**WHAT YOU SHOULD DO**
Pictures aside, write out every record exactly as it appears.

Items from a figure collection:

____________

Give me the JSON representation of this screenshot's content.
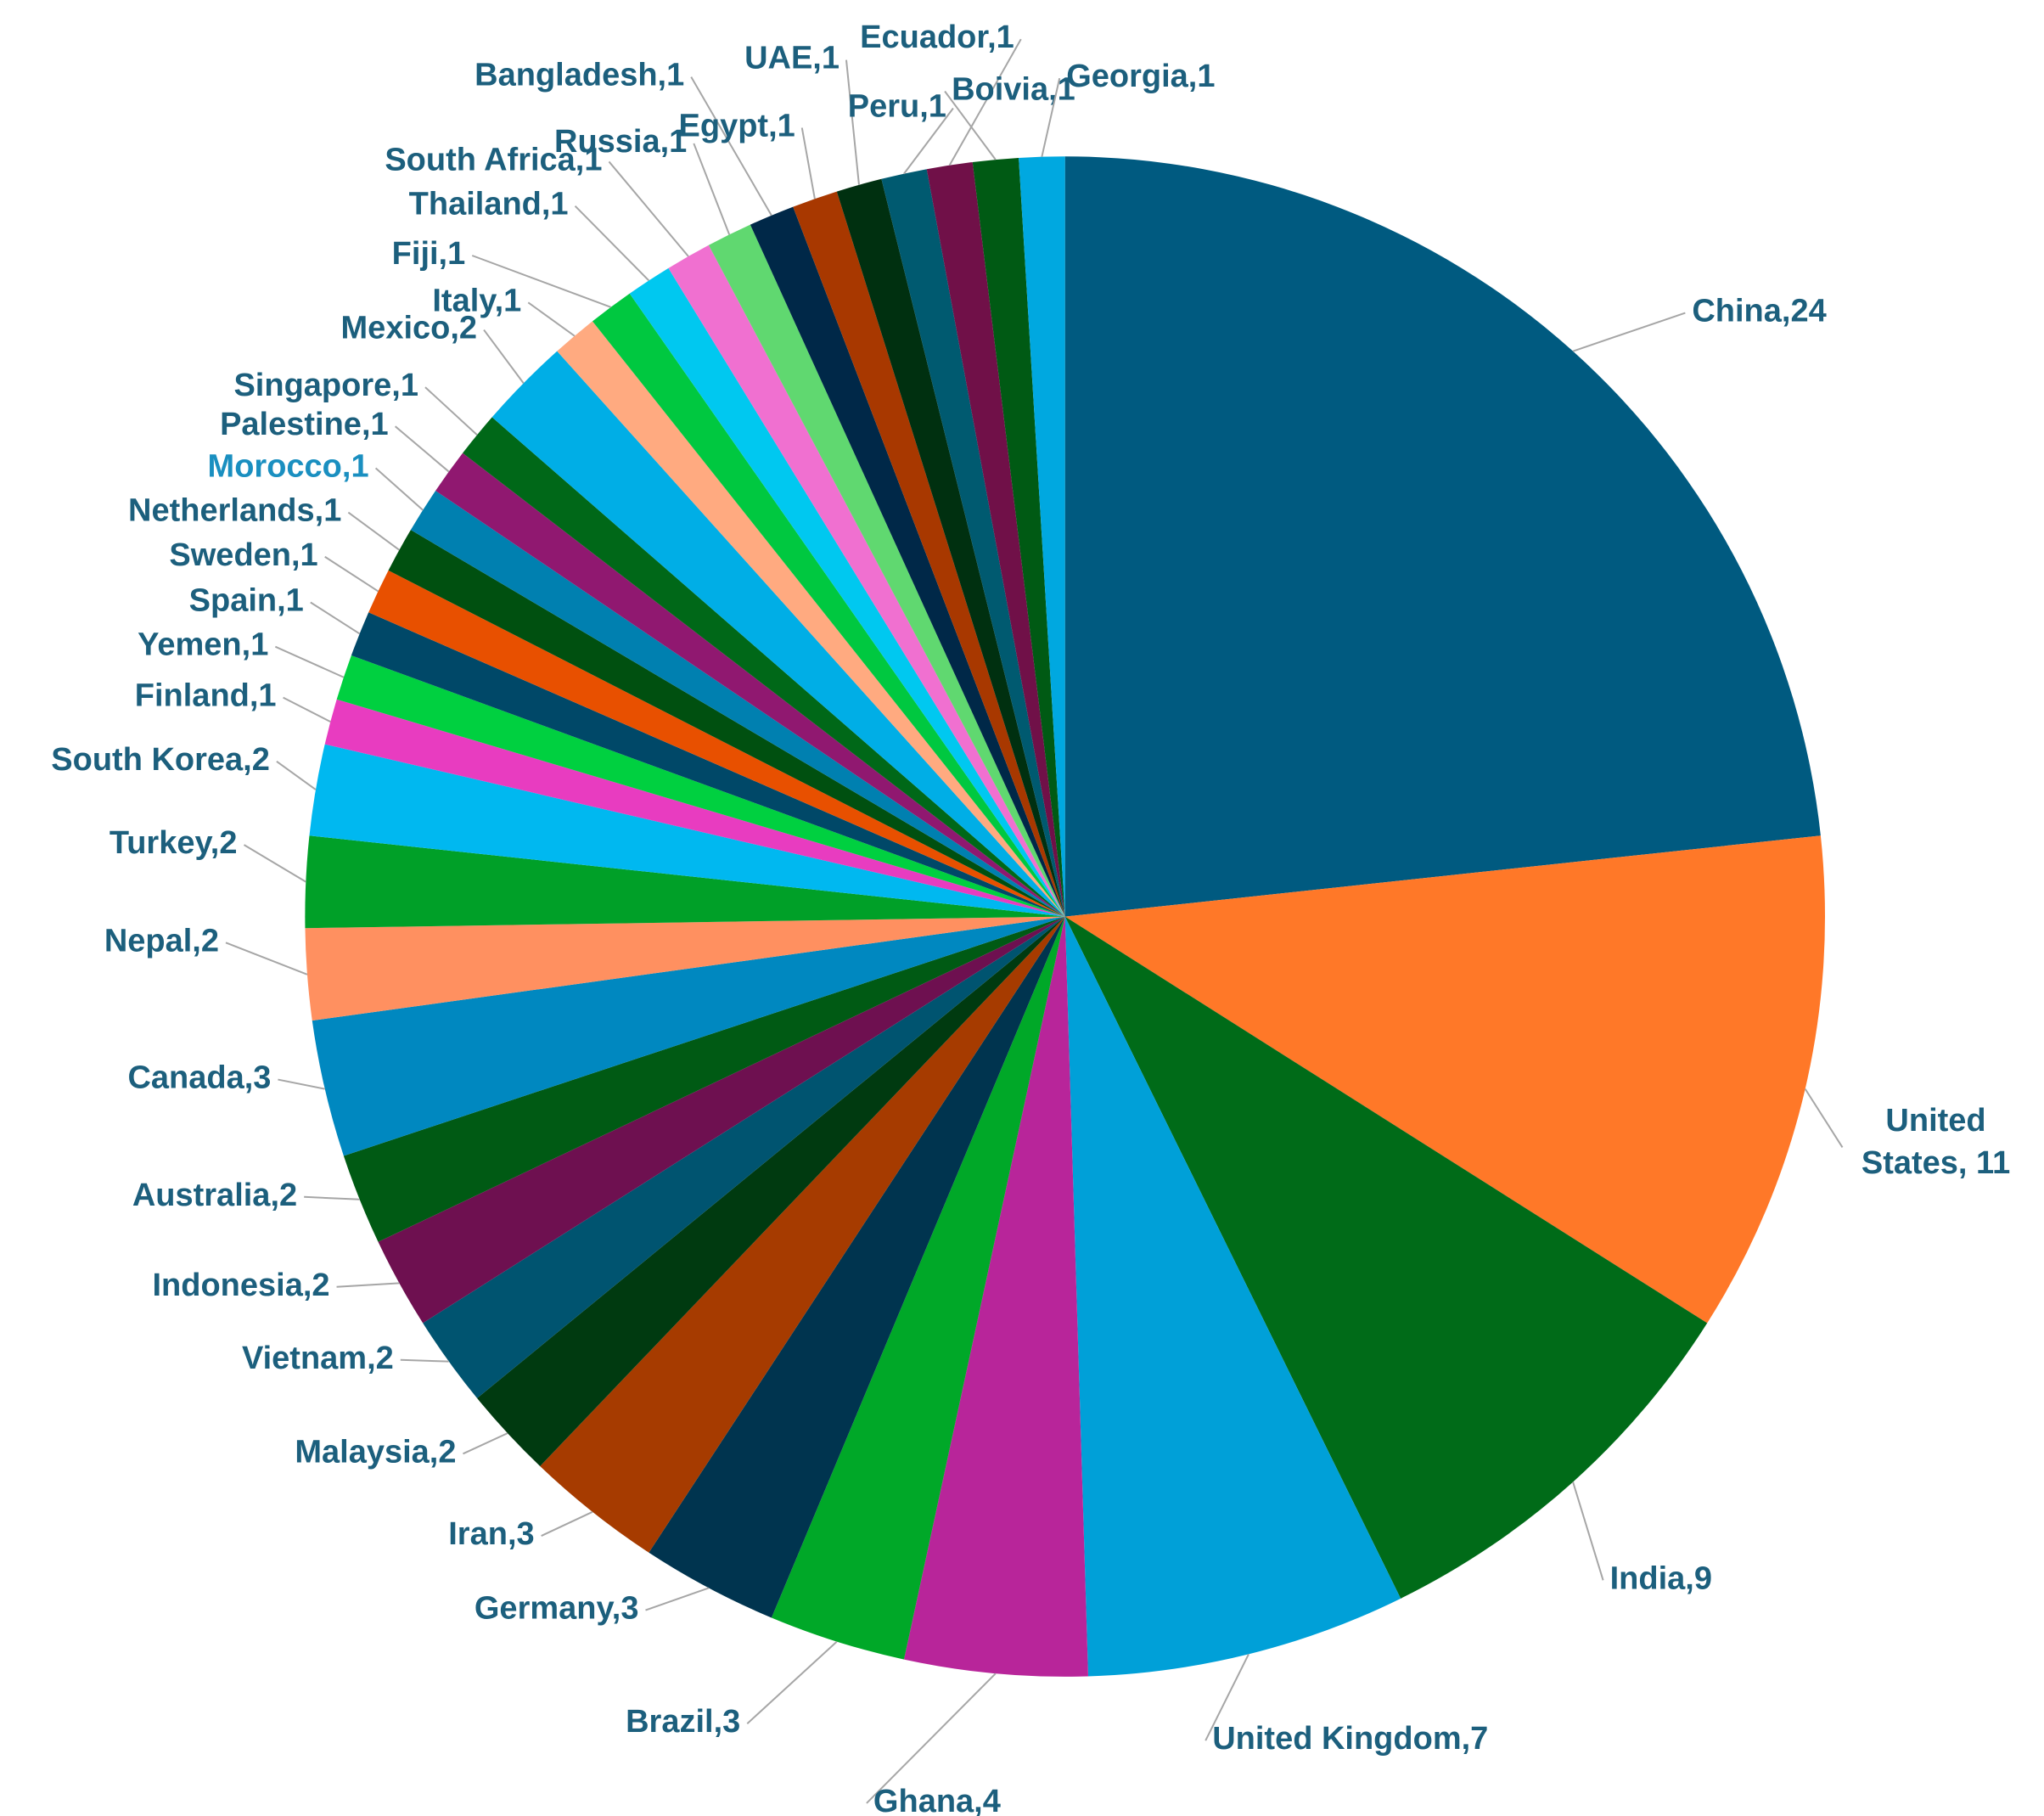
{
  "chart_data": {
    "type": "pie",
    "values": [
      24,
      11,
      9,
      7,
      4,
      3,
      3,
      3,
      2,
      2,
      2,
      2,
      3,
      2,
      2,
      2,
      1,
      1,
      1,
      1,
      1,
      1,
      1,
      1,
      2,
      1,
      1,
      1,
      1,
      1,
      1,
      1,
      1,
      1,
      1,
      1,
      1
    ],
    "value_labels": [
      "China,24",
      "United States, 11",
      "India,9",
      "United Kingdom,7",
      "Ghana,4",
      "Brazil,3",
      "Germany,3",
      "Iran,3",
      "Malaysia,2",
      "Vietnam,2",
      "Indonesia,2",
      "Australia,2",
      "Canada,3",
      "Nepal,2",
      "Turkey,2",
      "South Korea,2",
      "Finland,1",
      "Yemen,1",
      "Spain,1",
      "Sweden,1",
      "Netherlands,1",
      "Morocco,1",
      "Palestine,1",
      "Singapore,1",
      "Mexico,2",
      "Italy,1",
      "Fiji,1",
      "Thailand,1",
      "South Africa,1",
      "Russia,1",
      "Bangladesh,1",
      "Egypt,1",
      "UAE,1",
      "Peru,1",
      "Ecuador,1",
      "Boivia,1",
      "Georgia,1"
    ],
    "colors": [
      "#005a80",
      "#ff7828",
      "#006b18",
      "#00a0d8",
      "#b8259a",
      "#00a828",
      "#00344f",
      "#a63b00",
      "#003a10",
      "#005470",
      "#6e1050",
      "#005a14",
      "#0088c0",
      "#ff9060",
      "#00a028",
      "#00b8f0",
      "#e83cc0",
      "#00d040",
      "#004868",
      "#e85000",
      "#005010",
      "#0080b0",
      "#901870",
      "#006818",
      "#00aee6",
      "#ffaa80",
      "#00c840",
      "#00c8f0",
      "#f070d0",
      "#60d870",
      "#002848",
      "#a83800",
      "#003010",
      "#005a70",
      "#701048",
      "#005a14",
      "#00a8e0"
    ]
  }
}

____________

**SOLUTION TO THIS PROBLEM**
Give me the JSON representation of this screenshot's content.
{
  "chart_data": {
    "type": "pie",
    "values": [
      24,
      11,
      9,
      7,
      4,
      3,
      3,
      3,
      2,
      2,
      2,
      2,
      3,
      2,
      2,
      2,
      1,
      1,
      1,
      1,
      1,
      1,
      1,
      1,
      2,
      1,
      1,
      1,
      1,
      1,
      1,
      1,
      1,
      1,
      1,
      1,
      1
    ],
    "value_labels": [
      "China,24",
      "United States, 11",
      "India,9",
      "United Kingdom,7",
      "Ghana,4",
      "Brazil,3",
      "Germany,3",
      "Iran,3",
      "Malaysia,2",
      "Vietnam,2",
      "Indonesia,2",
      "Australia,2",
      "Canada,3",
      "Nepal,2",
      "Turkey,2",
      "South Korea,2",
      "Finland,1",
      "Yemen,1",
      "Spain,1",
      "Sweden,1",
      "Netherlands,1",
      "Morocco,1",
      "Palestine,1",
      "Singapore,1",
      "Mexico,2",
      "Italy,1",
      "Fiji,1",
      "Thailand,1",
      "South Africa,1",
      "Russia,1",
      "Bangladesh,1",
      "Egypt,1",
      "UAE,1",
      "Peru,1",
      "Ecuador,1",
      "Boivia,1",
      "Georgia,1"
    ],
    "colors": [
      "#005a80",
      "#ff7828",
      "#006b18",
      "#00a0d8",
      "#b8259a",
      "#00a828",
      "#00344f",
      "#a63b00",
      "#003a10",
      "#005470",
      "#6e1050",
      "#005a14",
      "#0088c0",
      "#ff9060",
      "#00a028",
      "#00b8f0",
      "#e83cc0",
      "#00d040",
      "#004868",
      "#e85000",
      "#005010",
      "#0080b0",
      "#901870",
      "#006818",
      "#00aee6",
      "#ffaa80",
      "#00c840",
      "#00c8f0",
      "#f070d0",
      "#60d870",
      "#002848",
      "#a83800",
      "#003010",
      "#005a70",
      "#701048",
      "#005a14",
      "#00a8e0"
    ]
  }
}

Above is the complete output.